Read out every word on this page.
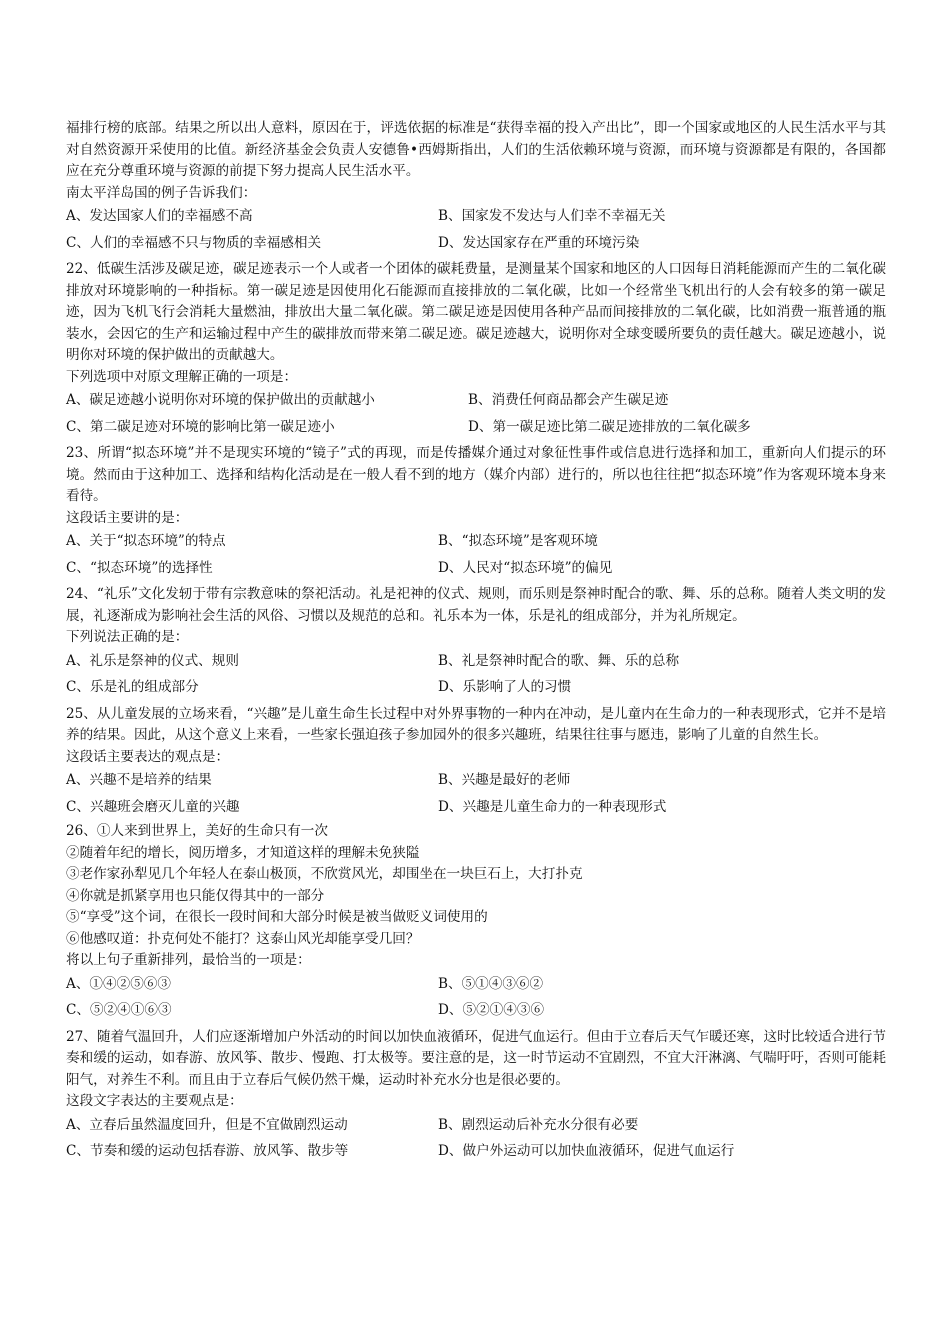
福排行榜的底部。结果之所以出人意料，原因在于，评选依据的标准是“获得幸福的投入产出比”，即一个国家或地区的人民生活水平与其对自然资源开采使用的比值。新经济基金会负责人安德鲁•西姆斯指出，人们的生活依赖环境与资源，而环境与资源都是有限的，各国都应在充分尊重环境与资源的前提下努力提高人民生活水平。

南太平洋岛国的例子告诉我们：

A、发达国家人们的幸福感不高	B、国家发不发达与人们幸不幸福无关
C、人们的幸福感不只与物质的幸福感相关	D、发达国家存在严重的环境污染

22、低碳生活涉及碳足迹，碳足迹表示一个人或者一个团体的碳耗费量，是测量某个国家和地区的人口因每日消耗能源而产生的二氧化碳排放对环境影响的一种指标。第一碳足迹是因使用化石能源而直接排放的二氧化碳，比如一个经常坐飞机出行的人会有较多的第一碳足迹，因为飞机飞行会消耗大量燃油，排放出大量二氧化碳。第二碳足迹是因使用各种产品而间接排放的二氧化碳，比如消费一瓶普通的瓶装水，会因它的生产和运输过程中产生的碳排放而带来第二碳足迹。碳足迹越大，说明你对全球变暖所要负的责任越大。碳足迹越小，说明你对环境的保护做出的贡献越大。

下列选项中对原文理解正确的一项是：

A、碳足迹越小说明你对环境的保护做出的贡献越小	B、消费任何商品都会产生碳足迹
C、第二碳足迹对环境的影响比第一碳足迹小	D、第一碳足迹比第二碳足迹排放的二氧化碳多

23、所谓“拟态环境”并不是现实环境的“镜子”式的再现，而是传播媒介通过对象征性事件或信息进行选择和加工，重新向人们提示的环境。然而由于这种加工、选择和结构化活动是在一般人看不到的地方（媒介内部）进行的，所以也往往把“拟态环境”作为客观环境本身来看待。

这段话主要讲的是：

A、关于“拟态环境”的特点	B、“拟态环境”是客观环境
C、“拟态环境”的选择性	D、人民对“拟态环境”的偏见

24、“礼乐”文化发轫于带有宗教意味的祭祀活动。礼是祀神的仪式、规则，而乐则是祭神时配合的歌、舞、乐的总称。随着人类文明的发展，礼逐渐成为影响社会生活的风俗、习惯以及规范的总和。礼乐本为一体，乐是礼的组成部分，并为礼所规定。

下列说法正确的是：

A、礼乐是祭神的仪式、规则	B、礼是祭神时配合的歌、舞、乐的总称
C、乐是礼的组成部分	D、乐影响了人的习惯

25、从儿童发展的立场来看，“兴趣”是儿童生命生长过程中对外界事物的一种内在冲动，是儿童内在生命力的一种表现形式，它并不是培养的结果。因此，从这个意义上来看，一些家长强迫孩子参加园外的很多兴趣班，结果往往事与愿违，影响了儿童的自然生长。

这段话主要表达的观点是：

A、兴趣不是培养的结果	B、兴趣是最好的老师
C、兴趣班会磨灭儿童的兴趣	D、兴趣是儿童生命力的一种表现形式

26、①人来到世界上，美好的生命只有一次

②随着年纪的增长，阅历增多，才知道这样的理解未免狭隘

③老作家孙犁见几个年轻人在泰山极顶，不欣赏风光，却围坐在一块巨石上，大打扑克

④你就是抓紧享用也只能仅得其中的一部分

⑤“享受”这个词，在很长一段时间和大部分时候是被当做贬义词使用的

⑥他感叹道：扑克何处不能打？这泰山风光却能享受几回？

将以上句子重新排列，最恰当的一项是：

A、①④②⑤⑥③	B、⑤①④③⑥②
C、⑤②④①⑥③	D、⑤②①④③⑥

27、随着气温回升，人们应逐渐增加户外活动的时间以加快血液循环，促进气血运行。但由于立春后天气乍暖还寒，这时比较适合进行节奏和缓的运动，如春游、放风筝、散步、慢跑、打太极等。要注意的是，这一时节运动不宜剧烈，不宜大汗淋漓、气喘吁吁，否则可能耗阳气，对养生不利。而且由于立春后气候仍然干燥，运动时补充水分也是很必要的。

这段文字表达的主要观点是：

A、立春后虽然温度回升，但是不宜做剧烈运动	B、剧烈运动后补充水分很有必要
C、节奏和缓的运动包括春游、放风筝、散步等	D、做户外运动可以加快血液循环，促进气血运行
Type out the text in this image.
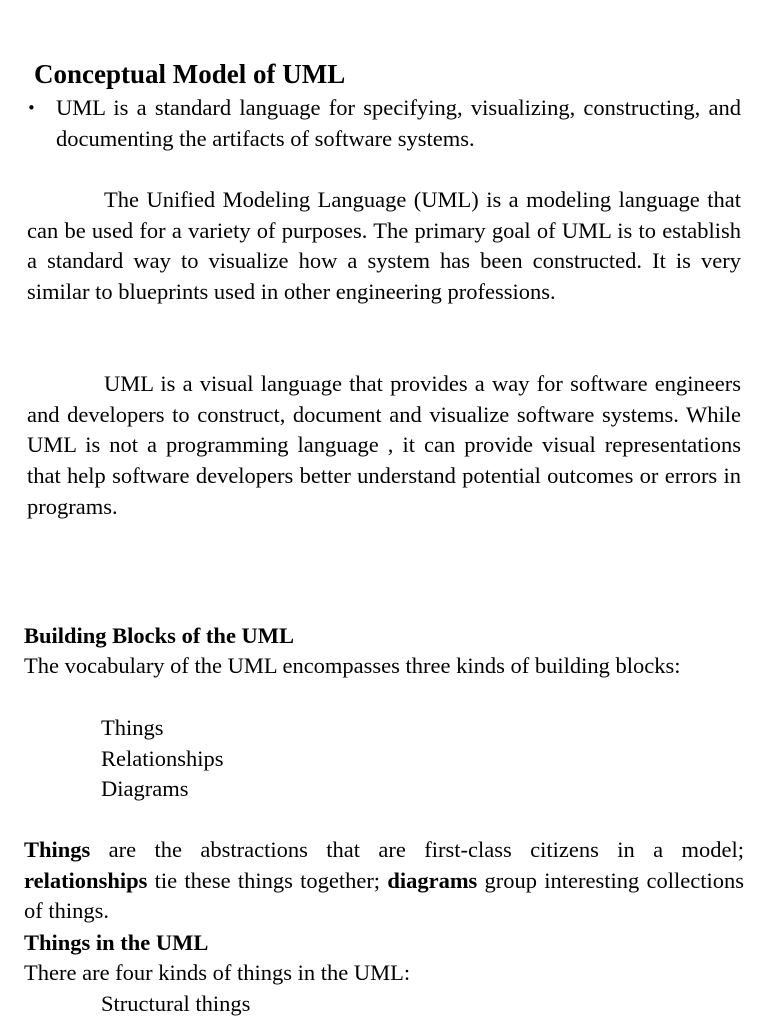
Conceptual Model of UML
• UML is a standard language for specifying, visualizing, constructing, and documenting the artifacts of software systems.

The Unified Modeling Language (UML) is a modeling language that can be used for a variety of purposes. The primary goal of UML is to establish a standard way to visualize how a system has been constructed. It is very similar to blueprints used in other engineering professions.

UML is a visual language that provides a way for software engineers and developers to construct, document and visualize software systems. While UML is not a programming language , it can provide visual representations that help software developers better understand potential outcomes or errors in programs.

Building Blocks of the UML

The vocabulary of the UML encompasses three kinds of building blocks:

Things
Relationships
Diagrams

Things are the abstractions that are first-class citizens in a model; relationships tie these things together; diagrams group interesting collections of things.

Things in the UML

There are four kinds of things in the UML:

Structural things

• • • •

## [REQUEST]
Pictures in the records above are left out; print everything else exactly as written.

## [RESPONSE]
Read out every word on this page.
福排行榜的底部。结果之所以出人意料，原因在于，评选依据的标准是“获得幸福的投入产出比”，即一个国家或地区的人民生活水平与其对自然资源开采使用的比值。新经济基金会负责人安德鲁•西姆斯指出，人们的生活依赖环境与资源，而环境与资源都是有限的，各国都应在充分尊重环境与资源的前提下努力提高人民生活水平。

南太平洋岛国的例子告诉我们：

A、发达国家人们的幸福感不高	B、国家发不发达与人们幸不幸福无关
C、人们的幸福感不只与物质的幸福感相关	D、发达国家存在严重的环境污染

22、低碳生活涉及碳足迹，碳足迹表示一个人或者一个团体的碳耗费量，是测量某个国家和地区的人口因每日消耗能源而产生的二氧化碳排放对环境影响的一种指标。第一碳足迹是因使用化石能源而直接排放的二氧化碳，比如一个经常坐飞机出行的人会有较多的第一碳足迹，因为飞机飞行会消耗大量燃油，排放出大量二氧化碳。第二碳足迹是因使用各种产品而间接排放的二氧化碳，比如消费一瓶普通的瓶装水，会因它的生产和运输过程中产生的碳排放而带来第二碳足迹。碳足迹越大，说明你对全球变暖所要负的责任越大。碳足迹越小，说明你对环境的保护做出的贡献越大。

下列选项中对原文理解正确的一项是：

A、碳足迹越小说明你对环境的保护做出的贡献越小	B、消费任何商品都会产生碳足迹
C、第二碳足迹对环境的影响比第一碳足迹小	D、第一碳足迹比第二碳足迹排放的二氧化碳多

23、所谓“拟态环境”并不是现实环境的“镜子”式的再现，而是传播媒介通过对象征性事件或信息进行选择和加工，重新向人们提示的环境。然而由于这种加工、选择和结构化活动是在一般人看不到的地方（媒介内部）进行的，所以也往往把“拟态环境”作为客观环境本身来看待。

这段话主要讲的是：

A、关于“拟态环境”的特点	B、“拟态环境”是客观环境
C、“拟态环境”的选择性	D、人民对“拟态环境”的偏见

24、“礼乐”文化发轫于带有宗教意味的祭祀活动。礼是祀神的仪式、规则，而乐则是祭神时配合的歌、舞、乐的总称。随着人类文明的发展，礼逐渐成为影响社会生活的风俗、习惯以及规范的总和。礼乐本为一体，乐是礼的组成部分，并为礼所规定。

下列说法正确的是：

A、礼乐是祭神的仪式、规则	B、礼是祭神时配合的歌、舞、乐的总称
C、乐是礼的组成部分	D、乐影响了人的习惯

25、从儿童发展的立场来看，“兴趣”是儿童生命生长过程中对外界事物的一种内在冲动，是儿童内在生命力的一种表现形式，它并不是培养的结果。因此，从这个意义上来看，一些家长强迫孩子参加园外的很多兴趣班，结果往往事与愿违，影响了儿童的自然生长。

这段话主要表达的观点是：

A、兴趣不是培养的结果	B、兴趣是最好的老师
C、兴趣班会磨灭儿童的兴趣	D、兴趣是儿童生命力的一种表现形式

26、①人来到世界上，美好的生命只有一次

②随着年纪的增长，阅历增多，才知道这样的理解未免狭隘

③老作家孙犁见几个年轻人在泰山极顶，不欣赏风光，却围坐在一块巨石上，大打扑克

④你就是抓紧享用也只能仅得其中的一部分

⑤“享受”这个词，在很长一段时间和大部分时候是被当做贬义词使用的

⑥他感叹道：扑克何处不能打？这泰山风光却能享受几回？

将以上句子重新排列，最恰当的一项是：

A、①④②⑤⑥③	B、⑤①④③⑥②
C、⑤②④①⑥③	D、⑤②①④③⑥

27、随着气温回升，人们应逐渐增加户外活动的时间以加快血液循环，促进气血运行。但由于立春后天气乍暖还寒，这时比较适合进行节奏和缓的运动，如春游、放风筝、散步、慢跑、打太极等。要注意的是，这一时节运动不宜剧烈，不宜大汗淋漓、气喘吁吁，否则可能耗阳气，对养生不利。而且由于立春后气候仍然干燥，运动时补充水分也是很必要的。

这段文字表达的主要观点是：

A、立春后虽然温度回升，但是不宜做剧烈运动	B、剧烈运动后补充水分很有必要
C、节奏和缓的运动包括春游、放风筝、散步等	D、做户外运动可以加快血液循环，促进气血运行
Type out the text in this image.
Conceptual Model of UML
• UML is a standard language for specifying, visualizing, constructing, and documenting the artifacts of software systems.

The Unified Modeling Language (UML) is a modeling language that can be used for a variety of purposes. The primary goal of UML is to establish a standard way to visualize how a system has been constructed. It is very similar to blueprints used in other engineering professions.

UML is a visual language that provides a way for software engineers and developers to construct, document and visualize software systems. While UML is not a programming language , it can provide visual representations that help software developers better understand potential outcomes or errors in programs.

Building Blocks of the UML

The vocabulary of the UML encompasses three kinds of building blocks:

Things
Relationships
Diagrams

Things are the abstractions that are first-class citizens in a model; relationships tie these things together; diagrams group interesting collections of things.

Things in the UML

There are four kinds of things in the UML:

Structural things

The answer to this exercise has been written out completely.